Starting at the first line of the entries and stopping after the line that contains "y-tick-label: 0.05 (23, 3, 40, 13)", rewrite those lines with "Localize" changed to "Locate" and nothing else altered.

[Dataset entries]
--*--

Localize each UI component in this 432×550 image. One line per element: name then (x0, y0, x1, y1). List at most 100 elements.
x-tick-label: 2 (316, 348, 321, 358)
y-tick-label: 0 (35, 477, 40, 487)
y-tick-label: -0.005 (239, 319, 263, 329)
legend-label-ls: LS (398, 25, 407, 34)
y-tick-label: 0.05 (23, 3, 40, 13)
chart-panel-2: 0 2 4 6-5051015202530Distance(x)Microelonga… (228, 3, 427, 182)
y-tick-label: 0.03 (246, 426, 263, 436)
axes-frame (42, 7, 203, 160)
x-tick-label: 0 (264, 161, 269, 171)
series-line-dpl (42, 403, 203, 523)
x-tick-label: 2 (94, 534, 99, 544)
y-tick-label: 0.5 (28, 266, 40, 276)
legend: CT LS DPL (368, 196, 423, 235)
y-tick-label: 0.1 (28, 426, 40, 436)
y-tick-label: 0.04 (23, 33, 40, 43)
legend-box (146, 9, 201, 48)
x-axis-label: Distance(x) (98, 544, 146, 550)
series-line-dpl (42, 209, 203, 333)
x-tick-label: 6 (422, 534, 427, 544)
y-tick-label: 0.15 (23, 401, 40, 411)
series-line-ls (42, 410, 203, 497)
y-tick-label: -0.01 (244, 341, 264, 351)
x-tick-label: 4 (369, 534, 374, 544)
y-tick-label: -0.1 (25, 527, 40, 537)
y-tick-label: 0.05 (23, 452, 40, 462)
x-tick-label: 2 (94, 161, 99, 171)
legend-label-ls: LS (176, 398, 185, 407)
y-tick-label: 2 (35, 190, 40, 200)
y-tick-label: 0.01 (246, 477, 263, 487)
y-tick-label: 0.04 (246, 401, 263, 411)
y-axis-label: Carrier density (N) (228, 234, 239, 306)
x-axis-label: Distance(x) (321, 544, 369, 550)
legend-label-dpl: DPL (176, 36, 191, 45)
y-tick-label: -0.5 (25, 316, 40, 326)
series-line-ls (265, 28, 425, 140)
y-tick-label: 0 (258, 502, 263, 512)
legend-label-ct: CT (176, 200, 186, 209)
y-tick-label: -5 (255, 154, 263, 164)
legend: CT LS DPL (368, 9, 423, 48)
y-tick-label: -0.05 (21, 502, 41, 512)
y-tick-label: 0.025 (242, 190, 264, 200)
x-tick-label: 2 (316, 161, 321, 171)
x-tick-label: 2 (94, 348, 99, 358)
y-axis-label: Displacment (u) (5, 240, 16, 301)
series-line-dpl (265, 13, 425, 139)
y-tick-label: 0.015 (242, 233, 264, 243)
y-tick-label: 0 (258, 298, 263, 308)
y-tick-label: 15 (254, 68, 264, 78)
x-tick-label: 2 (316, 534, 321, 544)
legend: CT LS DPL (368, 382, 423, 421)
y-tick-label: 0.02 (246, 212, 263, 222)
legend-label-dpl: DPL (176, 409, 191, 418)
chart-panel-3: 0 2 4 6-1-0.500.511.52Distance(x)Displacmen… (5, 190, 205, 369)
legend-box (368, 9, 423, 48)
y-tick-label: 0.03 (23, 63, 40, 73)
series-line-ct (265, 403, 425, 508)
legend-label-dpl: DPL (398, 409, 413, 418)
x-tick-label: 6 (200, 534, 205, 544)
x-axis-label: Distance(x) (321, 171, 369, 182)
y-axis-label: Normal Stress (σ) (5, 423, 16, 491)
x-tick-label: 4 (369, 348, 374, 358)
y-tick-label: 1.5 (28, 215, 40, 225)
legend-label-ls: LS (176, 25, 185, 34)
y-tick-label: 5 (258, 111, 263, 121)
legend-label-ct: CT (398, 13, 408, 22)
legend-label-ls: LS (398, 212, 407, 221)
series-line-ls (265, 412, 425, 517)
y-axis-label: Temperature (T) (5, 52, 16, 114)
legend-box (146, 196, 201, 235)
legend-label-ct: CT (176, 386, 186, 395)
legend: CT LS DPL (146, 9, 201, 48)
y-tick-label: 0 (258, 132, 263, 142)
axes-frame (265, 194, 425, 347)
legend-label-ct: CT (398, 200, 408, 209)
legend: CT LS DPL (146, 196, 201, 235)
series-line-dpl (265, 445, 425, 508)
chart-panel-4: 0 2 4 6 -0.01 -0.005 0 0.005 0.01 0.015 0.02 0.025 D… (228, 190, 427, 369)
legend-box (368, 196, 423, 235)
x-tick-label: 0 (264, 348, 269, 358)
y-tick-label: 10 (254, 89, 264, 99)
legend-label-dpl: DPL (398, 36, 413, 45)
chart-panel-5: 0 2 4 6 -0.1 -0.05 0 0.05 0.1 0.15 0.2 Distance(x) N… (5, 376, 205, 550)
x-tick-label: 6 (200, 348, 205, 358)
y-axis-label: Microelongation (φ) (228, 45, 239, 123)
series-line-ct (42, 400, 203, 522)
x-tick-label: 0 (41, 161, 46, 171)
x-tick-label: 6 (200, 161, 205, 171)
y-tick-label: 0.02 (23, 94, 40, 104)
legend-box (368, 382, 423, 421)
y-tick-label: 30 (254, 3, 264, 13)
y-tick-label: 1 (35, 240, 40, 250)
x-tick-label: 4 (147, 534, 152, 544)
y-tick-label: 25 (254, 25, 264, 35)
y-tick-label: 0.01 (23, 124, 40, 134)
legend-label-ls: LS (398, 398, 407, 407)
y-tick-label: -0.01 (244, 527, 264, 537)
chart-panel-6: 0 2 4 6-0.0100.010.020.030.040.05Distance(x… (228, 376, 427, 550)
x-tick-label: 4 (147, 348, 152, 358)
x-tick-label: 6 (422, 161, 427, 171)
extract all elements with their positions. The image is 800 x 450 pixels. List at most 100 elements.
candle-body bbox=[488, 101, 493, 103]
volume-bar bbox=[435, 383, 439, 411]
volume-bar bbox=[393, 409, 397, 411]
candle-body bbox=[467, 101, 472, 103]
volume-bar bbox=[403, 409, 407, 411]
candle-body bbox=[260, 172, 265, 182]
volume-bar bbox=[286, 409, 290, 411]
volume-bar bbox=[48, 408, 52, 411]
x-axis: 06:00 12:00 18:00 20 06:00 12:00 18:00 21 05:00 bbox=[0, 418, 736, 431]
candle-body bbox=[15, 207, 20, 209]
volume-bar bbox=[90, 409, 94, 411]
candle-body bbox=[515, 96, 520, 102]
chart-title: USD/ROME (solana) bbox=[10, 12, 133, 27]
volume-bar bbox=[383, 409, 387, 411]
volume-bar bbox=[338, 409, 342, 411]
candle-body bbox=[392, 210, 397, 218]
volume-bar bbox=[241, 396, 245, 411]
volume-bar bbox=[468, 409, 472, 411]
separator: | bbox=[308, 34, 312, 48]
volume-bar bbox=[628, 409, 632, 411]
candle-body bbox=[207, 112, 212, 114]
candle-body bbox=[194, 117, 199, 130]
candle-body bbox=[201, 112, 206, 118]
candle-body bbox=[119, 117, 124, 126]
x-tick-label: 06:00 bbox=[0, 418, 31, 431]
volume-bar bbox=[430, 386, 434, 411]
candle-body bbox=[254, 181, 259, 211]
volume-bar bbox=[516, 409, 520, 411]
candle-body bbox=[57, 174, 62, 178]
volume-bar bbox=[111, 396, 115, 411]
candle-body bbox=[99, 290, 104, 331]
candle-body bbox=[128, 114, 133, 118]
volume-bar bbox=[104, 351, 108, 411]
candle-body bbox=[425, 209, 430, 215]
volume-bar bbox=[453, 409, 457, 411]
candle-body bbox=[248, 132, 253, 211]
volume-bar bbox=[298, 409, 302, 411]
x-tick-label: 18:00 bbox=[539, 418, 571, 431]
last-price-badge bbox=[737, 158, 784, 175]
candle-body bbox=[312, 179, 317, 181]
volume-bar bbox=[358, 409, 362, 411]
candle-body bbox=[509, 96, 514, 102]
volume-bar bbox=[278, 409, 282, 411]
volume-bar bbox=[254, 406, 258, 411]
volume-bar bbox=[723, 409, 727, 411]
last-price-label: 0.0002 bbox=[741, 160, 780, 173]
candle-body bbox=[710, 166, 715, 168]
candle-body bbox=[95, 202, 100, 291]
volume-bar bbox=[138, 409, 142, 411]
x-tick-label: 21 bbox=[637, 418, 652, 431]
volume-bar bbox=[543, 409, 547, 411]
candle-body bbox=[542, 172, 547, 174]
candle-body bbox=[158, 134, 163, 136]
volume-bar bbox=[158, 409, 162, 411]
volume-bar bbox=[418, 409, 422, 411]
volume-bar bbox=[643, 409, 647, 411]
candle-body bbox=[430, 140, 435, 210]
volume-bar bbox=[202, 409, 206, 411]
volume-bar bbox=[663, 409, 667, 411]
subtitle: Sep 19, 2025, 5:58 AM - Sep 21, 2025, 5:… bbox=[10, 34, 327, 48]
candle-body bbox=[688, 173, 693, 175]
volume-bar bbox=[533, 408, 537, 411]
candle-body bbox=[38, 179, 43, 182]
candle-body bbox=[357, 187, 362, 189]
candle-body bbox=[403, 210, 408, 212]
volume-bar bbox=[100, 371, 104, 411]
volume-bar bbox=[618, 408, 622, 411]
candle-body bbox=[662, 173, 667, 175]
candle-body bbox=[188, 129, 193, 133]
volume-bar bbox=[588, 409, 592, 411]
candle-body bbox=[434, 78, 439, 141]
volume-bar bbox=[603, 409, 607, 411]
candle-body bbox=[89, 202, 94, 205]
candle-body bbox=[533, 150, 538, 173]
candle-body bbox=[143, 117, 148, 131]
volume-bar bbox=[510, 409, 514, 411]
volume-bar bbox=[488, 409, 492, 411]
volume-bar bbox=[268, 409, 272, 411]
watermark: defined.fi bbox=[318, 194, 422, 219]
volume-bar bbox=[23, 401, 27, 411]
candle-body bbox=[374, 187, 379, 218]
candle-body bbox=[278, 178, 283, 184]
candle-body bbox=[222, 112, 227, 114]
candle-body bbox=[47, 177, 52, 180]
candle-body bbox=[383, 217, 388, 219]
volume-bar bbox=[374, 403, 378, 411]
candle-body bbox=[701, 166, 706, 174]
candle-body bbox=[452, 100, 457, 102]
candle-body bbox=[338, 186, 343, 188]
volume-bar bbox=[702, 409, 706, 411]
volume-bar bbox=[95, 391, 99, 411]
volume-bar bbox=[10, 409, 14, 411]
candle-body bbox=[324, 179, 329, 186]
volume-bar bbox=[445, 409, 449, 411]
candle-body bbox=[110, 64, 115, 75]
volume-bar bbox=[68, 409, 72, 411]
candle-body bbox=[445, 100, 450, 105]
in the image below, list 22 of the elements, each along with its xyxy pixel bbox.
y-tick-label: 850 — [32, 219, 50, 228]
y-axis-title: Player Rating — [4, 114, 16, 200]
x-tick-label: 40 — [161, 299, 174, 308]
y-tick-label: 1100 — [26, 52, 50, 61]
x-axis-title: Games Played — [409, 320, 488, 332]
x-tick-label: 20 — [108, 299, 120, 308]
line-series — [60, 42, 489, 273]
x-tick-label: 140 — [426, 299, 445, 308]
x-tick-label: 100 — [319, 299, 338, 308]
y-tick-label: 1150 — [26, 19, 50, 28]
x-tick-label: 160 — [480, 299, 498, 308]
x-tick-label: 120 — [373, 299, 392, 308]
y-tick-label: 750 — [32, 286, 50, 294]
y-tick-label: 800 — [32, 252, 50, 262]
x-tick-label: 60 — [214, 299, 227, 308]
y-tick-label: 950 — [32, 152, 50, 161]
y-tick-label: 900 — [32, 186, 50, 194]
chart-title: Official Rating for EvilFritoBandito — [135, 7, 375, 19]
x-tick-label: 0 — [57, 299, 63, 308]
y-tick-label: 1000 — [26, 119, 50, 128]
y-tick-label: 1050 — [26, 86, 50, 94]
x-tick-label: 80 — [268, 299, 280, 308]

--*--

**Output for this task:**
Locate each UI component in this 432×550 image. One line per element: name then (x0, y0, x1, y1). List at most 100 elements.
x-tick-label: 2 (316, 348, 321, 358)
y-tick-label: 0 (35, 477, 40, 487)
y-tick-label: -0.005 (239, 319, 263, 329)
legend-label-ls: LS (398, 25, 407, 34)
y-tick-label: 0.05 (23, 3, 40, 13)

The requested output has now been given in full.